TASK INPUTS:
· · · · · · ·
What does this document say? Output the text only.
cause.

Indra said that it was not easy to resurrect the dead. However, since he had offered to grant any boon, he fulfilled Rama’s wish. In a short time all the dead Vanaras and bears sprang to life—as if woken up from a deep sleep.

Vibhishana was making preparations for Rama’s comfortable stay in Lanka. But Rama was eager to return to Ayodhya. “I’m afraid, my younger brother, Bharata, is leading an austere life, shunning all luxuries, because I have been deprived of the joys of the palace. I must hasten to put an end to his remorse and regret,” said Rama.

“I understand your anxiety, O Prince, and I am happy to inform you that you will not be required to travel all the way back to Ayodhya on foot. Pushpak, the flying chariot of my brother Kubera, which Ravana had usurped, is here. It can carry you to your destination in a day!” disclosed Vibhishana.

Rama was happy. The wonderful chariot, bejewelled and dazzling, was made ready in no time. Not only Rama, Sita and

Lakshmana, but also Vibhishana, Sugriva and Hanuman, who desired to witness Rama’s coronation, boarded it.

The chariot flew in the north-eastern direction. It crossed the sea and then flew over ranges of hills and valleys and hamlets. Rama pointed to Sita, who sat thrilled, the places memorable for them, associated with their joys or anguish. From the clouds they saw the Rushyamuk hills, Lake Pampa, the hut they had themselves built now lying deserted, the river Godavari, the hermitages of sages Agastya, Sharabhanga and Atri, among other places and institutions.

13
· · · · · · ·
TASK GOAL:
Print out every entry, keeping each one exact.

RESULT FOR THIS TASK:
What does this document say? Output the text only.
cause.

Indra said that it was not easy to resurrect the dead. However, since he had offered to grant any boon, he fulfilled Rama’s wish. In a short time all the dead Vanaras and bears sprang to life—as if woken up from a deep sleep.

Vibhishana was making preparations for Rama’s comfortable stay in Lanka. But Rama was eager to return to Ayodhya. “I’m afraid, my younger brother, Bharata, is leading an austere life, shunning all luxuries, because I have been deprived of the joys of the palace. I must hasten to put an end to his remorse and regret,” said Rama.

“I understand your anxiety, O Prince, and I am happy to inform you that you will not be required to travel all the way back to Ayodhya on foot. Pushpak, the flying chariot of my brother Kubera, which Ravana had usurped, is here. It can carry you to your destination in a day!” disclosed Vibhishana.

Rama was happy. The wonderful chariot, bejewelled and dazzling, was made ready in no time. Not only Rama, Sita and

Lakshmana, but also Vibhishana, Sugriva and Hanuman, who desired to witness Rama’s coronation, boarded it.

The chariot flew in the north-eastern direction. It crossed the sea and then flew over ranges of hills and valleys and hamlets. Rama pointed to Sita, who sat thrilled, the places memorable for them, associated with their joys or anguish. From the clouds they saw the Rushyamuk hills, Lake Pampa, the hut they had themselves built now lying deserted, the river Godavari, the hermitages of sages Agastya, Sharabhanga and Atri, among other places and institutions.

13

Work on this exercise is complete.